_YOUR GOAL_
Output a single figure: the number of lines in which the word "JSON" appears.

_SUPPLIED ENTRIES_
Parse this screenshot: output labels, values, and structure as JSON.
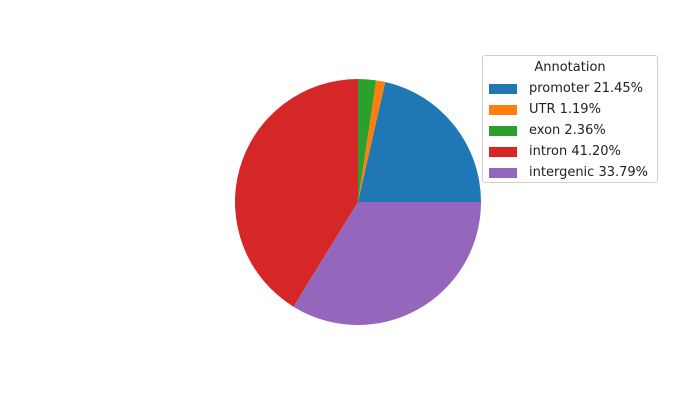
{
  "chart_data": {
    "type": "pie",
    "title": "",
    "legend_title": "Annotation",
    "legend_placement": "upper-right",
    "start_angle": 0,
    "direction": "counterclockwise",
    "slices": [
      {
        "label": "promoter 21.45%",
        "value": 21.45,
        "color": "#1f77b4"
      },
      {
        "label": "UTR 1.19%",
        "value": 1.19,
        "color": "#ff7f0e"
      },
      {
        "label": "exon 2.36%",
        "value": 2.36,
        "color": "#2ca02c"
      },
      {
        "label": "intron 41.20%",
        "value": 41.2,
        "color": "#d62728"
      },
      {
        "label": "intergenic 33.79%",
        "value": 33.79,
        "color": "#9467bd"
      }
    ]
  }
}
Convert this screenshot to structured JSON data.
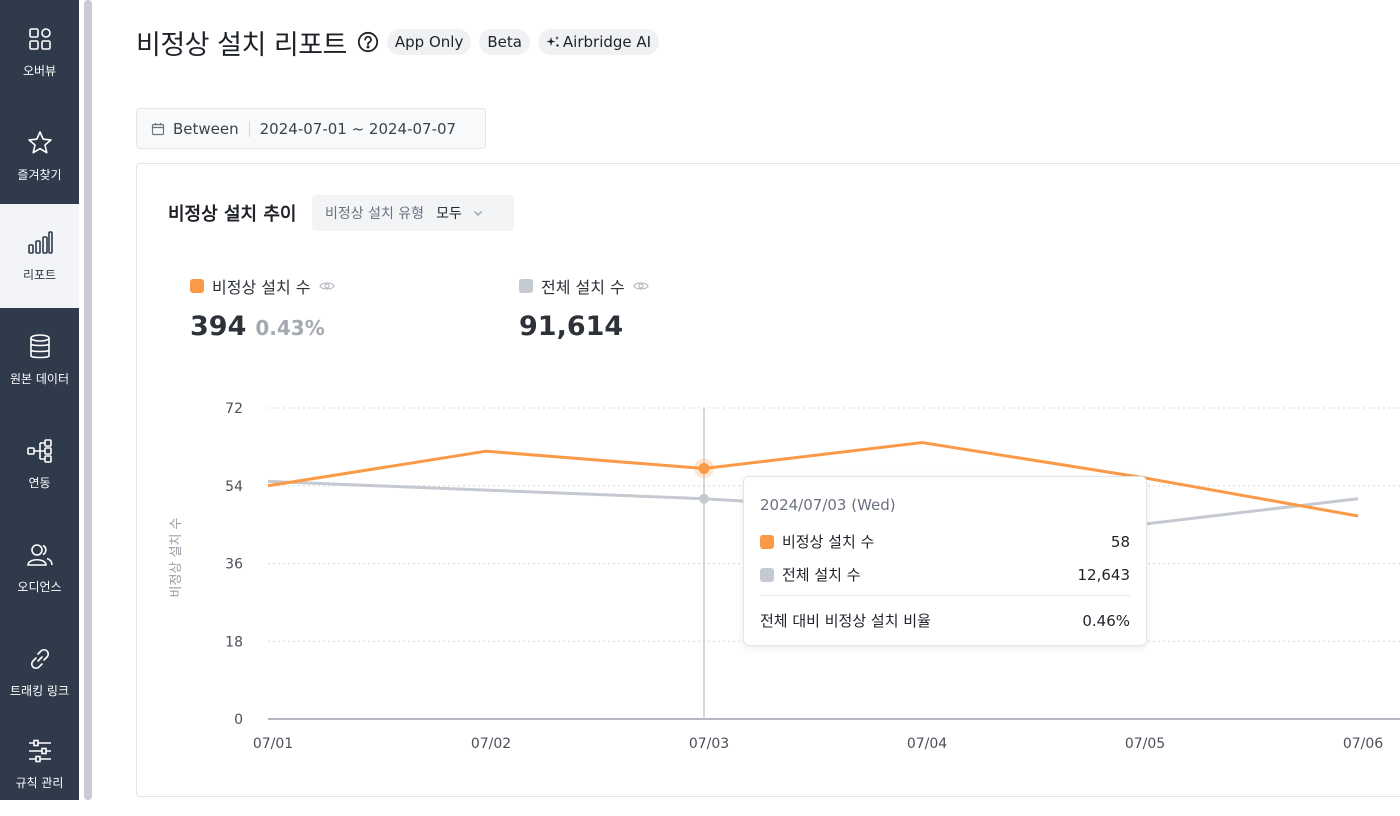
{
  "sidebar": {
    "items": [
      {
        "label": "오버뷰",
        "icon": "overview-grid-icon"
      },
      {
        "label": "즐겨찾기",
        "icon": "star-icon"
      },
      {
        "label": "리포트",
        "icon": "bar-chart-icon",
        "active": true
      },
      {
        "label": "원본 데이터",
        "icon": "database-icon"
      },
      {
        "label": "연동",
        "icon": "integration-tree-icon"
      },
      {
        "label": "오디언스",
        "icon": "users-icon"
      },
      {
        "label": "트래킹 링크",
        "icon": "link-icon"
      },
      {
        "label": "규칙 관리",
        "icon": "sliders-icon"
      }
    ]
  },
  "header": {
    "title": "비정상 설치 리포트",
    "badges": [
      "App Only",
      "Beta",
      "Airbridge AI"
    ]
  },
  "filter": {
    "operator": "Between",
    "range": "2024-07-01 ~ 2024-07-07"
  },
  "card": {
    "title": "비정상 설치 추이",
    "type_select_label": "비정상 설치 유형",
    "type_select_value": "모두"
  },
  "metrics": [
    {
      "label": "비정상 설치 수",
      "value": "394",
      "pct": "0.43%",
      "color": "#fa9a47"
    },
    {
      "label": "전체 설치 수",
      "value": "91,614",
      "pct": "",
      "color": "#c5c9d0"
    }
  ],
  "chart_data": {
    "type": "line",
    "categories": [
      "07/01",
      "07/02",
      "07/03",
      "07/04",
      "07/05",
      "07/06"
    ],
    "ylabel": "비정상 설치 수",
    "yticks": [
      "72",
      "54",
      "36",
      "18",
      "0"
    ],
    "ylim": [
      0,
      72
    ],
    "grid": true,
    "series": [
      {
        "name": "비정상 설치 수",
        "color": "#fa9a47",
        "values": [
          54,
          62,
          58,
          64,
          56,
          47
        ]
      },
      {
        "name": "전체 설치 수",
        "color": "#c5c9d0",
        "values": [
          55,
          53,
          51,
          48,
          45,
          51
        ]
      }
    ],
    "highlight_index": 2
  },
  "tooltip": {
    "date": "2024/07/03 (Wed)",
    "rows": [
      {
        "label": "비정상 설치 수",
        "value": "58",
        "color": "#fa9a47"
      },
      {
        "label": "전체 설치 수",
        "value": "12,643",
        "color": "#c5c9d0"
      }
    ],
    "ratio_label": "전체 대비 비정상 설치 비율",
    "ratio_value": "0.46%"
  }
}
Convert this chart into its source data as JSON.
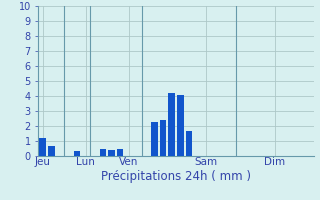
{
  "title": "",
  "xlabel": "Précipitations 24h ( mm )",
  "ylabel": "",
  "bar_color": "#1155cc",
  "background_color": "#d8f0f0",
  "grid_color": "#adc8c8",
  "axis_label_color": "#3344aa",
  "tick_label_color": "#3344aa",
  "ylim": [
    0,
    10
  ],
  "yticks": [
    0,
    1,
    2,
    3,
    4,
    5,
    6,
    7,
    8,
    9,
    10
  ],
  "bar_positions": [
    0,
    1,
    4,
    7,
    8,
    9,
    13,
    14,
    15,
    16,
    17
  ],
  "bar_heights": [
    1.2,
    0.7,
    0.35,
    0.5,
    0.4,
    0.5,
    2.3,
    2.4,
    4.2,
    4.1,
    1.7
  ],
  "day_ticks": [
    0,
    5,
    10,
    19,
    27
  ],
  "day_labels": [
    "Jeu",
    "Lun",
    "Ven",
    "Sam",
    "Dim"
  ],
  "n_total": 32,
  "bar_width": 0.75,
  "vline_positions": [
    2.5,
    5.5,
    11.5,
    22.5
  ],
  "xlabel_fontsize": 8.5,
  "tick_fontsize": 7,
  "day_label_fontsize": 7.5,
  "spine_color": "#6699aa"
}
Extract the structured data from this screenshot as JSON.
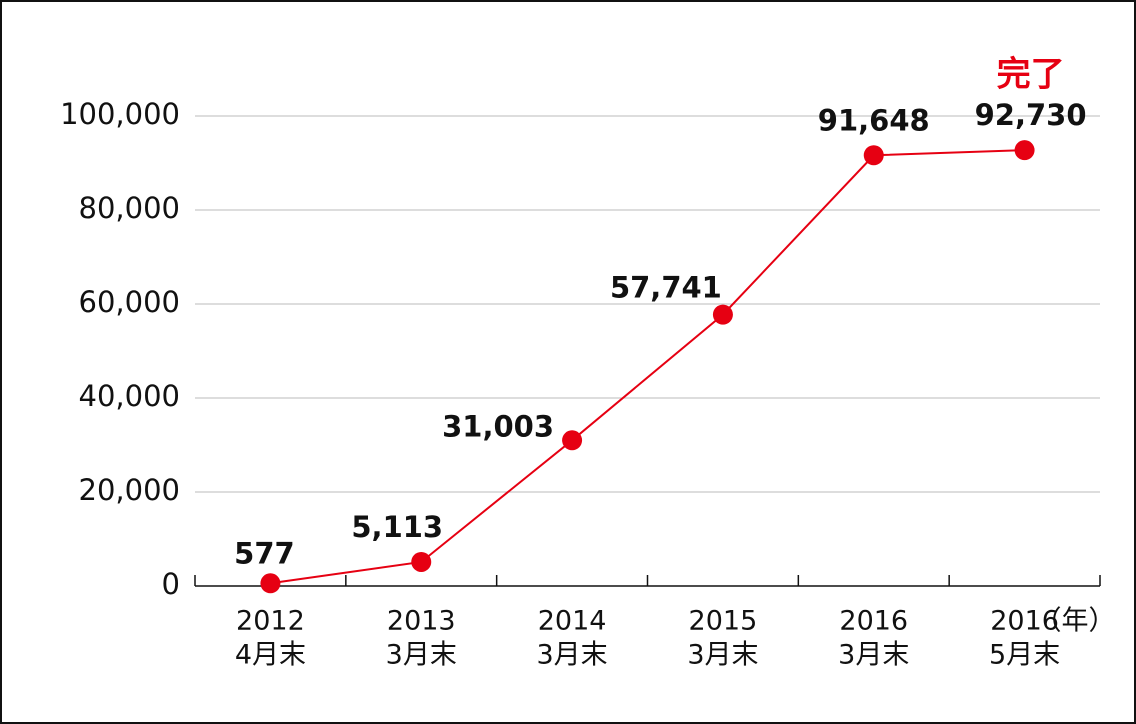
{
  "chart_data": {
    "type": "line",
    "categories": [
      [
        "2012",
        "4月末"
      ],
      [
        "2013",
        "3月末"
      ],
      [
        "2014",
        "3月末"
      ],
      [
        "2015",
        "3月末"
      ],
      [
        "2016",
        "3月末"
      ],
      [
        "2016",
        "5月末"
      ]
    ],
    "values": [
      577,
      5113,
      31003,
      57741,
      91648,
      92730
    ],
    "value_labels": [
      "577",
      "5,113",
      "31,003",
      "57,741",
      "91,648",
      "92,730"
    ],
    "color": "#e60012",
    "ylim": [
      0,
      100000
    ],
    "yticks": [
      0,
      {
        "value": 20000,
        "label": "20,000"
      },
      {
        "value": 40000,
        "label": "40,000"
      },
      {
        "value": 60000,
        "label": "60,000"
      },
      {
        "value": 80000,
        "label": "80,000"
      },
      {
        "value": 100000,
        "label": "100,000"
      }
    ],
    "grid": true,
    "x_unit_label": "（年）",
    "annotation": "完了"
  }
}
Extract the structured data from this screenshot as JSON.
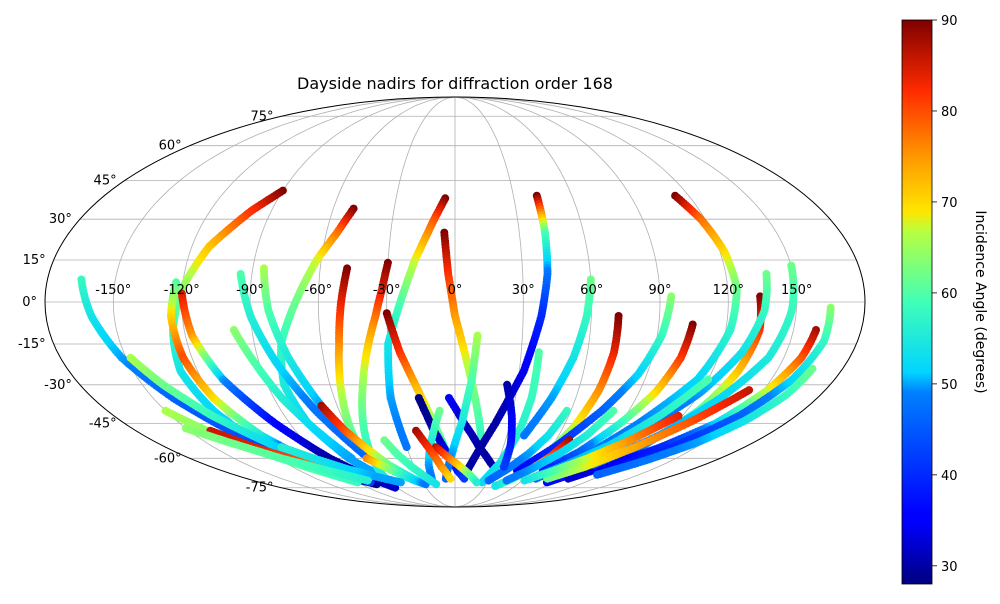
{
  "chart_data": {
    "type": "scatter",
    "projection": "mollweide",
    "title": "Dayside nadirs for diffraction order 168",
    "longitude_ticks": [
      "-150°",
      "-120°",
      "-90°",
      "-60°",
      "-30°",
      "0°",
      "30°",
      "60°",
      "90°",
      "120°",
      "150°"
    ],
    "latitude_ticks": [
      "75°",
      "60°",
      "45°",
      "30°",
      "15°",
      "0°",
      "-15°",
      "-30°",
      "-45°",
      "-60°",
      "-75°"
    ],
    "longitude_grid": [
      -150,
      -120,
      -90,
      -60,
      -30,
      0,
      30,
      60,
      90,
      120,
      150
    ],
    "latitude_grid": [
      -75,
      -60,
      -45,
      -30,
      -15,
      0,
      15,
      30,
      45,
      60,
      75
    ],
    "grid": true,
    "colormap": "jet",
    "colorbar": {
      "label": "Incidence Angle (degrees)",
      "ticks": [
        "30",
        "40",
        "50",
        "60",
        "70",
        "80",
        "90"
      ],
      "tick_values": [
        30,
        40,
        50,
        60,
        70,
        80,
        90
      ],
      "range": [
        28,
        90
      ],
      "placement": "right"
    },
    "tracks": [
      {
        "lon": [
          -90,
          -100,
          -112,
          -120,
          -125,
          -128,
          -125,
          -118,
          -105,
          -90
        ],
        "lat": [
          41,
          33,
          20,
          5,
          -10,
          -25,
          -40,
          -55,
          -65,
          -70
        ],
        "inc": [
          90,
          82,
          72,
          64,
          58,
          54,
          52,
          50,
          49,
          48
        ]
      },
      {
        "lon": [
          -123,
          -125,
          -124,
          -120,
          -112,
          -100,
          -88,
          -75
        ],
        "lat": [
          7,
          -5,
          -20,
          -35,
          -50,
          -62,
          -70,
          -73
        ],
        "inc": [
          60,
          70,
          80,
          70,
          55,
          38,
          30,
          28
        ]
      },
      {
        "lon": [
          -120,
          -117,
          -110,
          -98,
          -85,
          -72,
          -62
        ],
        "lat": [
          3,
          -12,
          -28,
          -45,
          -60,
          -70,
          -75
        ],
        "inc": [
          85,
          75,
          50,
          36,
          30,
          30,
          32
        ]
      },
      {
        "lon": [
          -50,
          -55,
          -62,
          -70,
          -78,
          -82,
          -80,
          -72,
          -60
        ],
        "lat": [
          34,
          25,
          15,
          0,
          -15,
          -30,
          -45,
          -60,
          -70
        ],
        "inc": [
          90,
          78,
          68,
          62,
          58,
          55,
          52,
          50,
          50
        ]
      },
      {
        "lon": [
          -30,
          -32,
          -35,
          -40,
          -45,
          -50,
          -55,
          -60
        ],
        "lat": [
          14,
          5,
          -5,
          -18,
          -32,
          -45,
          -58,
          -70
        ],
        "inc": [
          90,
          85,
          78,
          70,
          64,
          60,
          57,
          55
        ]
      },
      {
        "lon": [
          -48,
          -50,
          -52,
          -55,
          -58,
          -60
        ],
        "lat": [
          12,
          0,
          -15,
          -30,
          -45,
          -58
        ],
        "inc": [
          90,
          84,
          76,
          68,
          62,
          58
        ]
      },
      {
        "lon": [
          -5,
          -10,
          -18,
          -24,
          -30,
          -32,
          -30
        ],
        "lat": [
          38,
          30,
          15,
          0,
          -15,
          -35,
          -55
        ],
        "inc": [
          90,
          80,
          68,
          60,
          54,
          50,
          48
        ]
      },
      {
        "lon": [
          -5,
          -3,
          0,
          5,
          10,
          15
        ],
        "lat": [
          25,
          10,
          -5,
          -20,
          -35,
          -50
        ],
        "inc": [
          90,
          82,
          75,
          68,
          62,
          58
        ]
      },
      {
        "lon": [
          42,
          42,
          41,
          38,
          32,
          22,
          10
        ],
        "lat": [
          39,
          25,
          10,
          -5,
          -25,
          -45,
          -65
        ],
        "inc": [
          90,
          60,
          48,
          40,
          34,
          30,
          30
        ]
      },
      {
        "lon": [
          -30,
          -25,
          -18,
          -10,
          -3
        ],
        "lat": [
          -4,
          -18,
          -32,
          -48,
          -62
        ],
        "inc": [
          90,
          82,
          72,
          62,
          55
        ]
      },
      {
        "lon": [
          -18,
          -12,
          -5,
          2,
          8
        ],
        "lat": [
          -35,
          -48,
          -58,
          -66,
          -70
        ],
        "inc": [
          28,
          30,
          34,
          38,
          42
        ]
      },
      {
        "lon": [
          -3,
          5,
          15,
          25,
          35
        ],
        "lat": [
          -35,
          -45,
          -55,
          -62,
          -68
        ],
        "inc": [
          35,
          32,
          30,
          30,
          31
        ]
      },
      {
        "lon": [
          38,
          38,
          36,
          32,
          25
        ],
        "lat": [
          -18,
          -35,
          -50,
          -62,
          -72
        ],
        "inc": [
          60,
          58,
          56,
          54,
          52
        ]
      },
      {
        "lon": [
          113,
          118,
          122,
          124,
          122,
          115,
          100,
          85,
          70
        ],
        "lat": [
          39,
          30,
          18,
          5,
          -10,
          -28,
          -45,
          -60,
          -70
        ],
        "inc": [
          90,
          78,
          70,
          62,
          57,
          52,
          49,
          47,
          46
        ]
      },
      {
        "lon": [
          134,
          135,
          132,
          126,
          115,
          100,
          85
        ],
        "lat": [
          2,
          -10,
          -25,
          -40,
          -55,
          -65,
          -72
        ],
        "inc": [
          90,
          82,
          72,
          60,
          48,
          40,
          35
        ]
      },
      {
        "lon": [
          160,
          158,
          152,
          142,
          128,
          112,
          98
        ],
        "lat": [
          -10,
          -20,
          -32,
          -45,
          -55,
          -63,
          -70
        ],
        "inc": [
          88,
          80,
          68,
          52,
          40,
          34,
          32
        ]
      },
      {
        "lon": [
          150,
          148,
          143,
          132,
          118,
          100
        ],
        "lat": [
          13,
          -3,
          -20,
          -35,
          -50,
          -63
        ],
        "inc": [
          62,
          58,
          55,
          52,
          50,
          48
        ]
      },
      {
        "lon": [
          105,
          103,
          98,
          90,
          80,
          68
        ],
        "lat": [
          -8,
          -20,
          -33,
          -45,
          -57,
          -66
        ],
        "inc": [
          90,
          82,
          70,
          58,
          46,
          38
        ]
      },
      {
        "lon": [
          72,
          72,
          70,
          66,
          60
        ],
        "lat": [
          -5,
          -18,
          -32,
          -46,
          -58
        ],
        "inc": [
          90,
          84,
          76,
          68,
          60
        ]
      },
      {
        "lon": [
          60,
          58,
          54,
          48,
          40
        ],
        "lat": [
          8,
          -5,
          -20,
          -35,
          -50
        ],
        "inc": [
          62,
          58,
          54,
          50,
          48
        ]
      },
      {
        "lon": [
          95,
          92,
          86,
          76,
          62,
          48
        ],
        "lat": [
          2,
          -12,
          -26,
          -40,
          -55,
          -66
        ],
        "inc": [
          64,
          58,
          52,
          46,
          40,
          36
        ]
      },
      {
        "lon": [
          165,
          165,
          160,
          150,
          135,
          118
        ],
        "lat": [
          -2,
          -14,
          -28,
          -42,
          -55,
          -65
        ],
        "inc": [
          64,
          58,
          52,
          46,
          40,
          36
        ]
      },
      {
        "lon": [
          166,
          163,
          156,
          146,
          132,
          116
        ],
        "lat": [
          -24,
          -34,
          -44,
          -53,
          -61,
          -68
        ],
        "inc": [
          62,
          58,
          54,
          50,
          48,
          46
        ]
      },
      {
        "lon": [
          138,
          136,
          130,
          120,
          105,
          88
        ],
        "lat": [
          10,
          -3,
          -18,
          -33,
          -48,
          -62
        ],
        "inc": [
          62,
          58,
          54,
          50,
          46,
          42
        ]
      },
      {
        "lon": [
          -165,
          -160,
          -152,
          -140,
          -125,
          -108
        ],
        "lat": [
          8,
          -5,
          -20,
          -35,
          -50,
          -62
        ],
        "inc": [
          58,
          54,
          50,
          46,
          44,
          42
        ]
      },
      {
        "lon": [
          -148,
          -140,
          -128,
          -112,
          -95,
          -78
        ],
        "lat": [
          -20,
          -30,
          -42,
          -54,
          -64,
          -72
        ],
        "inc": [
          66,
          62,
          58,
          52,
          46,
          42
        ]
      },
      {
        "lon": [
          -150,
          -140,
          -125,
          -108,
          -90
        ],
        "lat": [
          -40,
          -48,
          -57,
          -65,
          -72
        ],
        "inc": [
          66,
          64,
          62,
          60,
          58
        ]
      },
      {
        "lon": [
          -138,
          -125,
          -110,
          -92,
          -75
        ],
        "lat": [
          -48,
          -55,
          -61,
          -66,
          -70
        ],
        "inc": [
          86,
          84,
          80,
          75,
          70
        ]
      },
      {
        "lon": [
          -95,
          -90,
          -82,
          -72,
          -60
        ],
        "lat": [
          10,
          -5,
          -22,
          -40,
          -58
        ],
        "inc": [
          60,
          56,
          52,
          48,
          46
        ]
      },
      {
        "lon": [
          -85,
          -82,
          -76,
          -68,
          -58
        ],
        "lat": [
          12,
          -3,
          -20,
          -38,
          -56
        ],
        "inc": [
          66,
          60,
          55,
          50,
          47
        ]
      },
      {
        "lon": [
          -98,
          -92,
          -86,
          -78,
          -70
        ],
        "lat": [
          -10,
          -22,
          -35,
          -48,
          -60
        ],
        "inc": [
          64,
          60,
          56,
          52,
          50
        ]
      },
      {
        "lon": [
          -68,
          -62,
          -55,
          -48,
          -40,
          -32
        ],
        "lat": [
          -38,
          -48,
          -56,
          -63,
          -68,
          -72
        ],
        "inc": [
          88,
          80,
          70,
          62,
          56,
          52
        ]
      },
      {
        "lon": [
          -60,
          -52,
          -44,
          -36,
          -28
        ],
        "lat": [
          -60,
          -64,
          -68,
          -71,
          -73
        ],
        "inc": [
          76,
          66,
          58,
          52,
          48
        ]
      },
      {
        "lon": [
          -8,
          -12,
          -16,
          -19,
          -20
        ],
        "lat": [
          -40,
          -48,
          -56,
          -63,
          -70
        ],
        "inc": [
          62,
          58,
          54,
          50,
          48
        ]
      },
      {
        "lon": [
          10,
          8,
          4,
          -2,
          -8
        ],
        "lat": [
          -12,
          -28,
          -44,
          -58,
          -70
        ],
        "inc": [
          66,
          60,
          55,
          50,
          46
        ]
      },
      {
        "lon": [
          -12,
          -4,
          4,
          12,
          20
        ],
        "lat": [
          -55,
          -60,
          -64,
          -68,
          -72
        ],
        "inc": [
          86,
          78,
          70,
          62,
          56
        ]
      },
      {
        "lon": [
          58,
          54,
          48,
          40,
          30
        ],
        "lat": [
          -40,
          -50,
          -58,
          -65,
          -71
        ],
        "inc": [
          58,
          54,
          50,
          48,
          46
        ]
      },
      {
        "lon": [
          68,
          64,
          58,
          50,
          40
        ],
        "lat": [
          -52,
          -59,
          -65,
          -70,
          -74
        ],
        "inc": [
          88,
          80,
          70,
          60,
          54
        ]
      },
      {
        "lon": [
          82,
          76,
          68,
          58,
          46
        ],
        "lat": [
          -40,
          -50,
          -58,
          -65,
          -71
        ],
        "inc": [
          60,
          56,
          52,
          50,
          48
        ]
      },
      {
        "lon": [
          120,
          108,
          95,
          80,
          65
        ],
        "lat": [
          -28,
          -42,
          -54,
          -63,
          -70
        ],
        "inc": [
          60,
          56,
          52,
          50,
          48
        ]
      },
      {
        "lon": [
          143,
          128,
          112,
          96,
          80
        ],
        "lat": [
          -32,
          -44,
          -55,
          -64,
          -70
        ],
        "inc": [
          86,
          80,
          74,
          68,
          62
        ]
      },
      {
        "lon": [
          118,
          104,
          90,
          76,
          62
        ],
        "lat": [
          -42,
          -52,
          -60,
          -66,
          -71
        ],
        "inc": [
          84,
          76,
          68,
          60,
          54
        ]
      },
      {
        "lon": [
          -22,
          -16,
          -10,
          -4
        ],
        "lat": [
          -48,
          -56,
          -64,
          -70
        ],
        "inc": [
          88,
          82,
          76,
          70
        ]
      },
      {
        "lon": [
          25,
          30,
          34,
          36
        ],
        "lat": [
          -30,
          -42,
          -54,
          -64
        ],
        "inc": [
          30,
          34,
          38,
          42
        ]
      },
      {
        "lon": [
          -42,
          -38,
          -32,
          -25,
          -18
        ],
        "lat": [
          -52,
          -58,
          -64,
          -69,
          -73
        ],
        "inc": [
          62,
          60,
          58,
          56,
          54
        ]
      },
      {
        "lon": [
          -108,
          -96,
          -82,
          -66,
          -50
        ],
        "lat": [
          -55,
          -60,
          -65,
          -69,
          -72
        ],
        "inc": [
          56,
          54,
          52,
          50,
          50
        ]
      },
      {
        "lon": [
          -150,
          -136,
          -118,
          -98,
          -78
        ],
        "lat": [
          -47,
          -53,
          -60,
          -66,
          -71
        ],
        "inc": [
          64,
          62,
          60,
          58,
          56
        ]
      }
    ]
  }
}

_EXERCISE OUTPUT_
5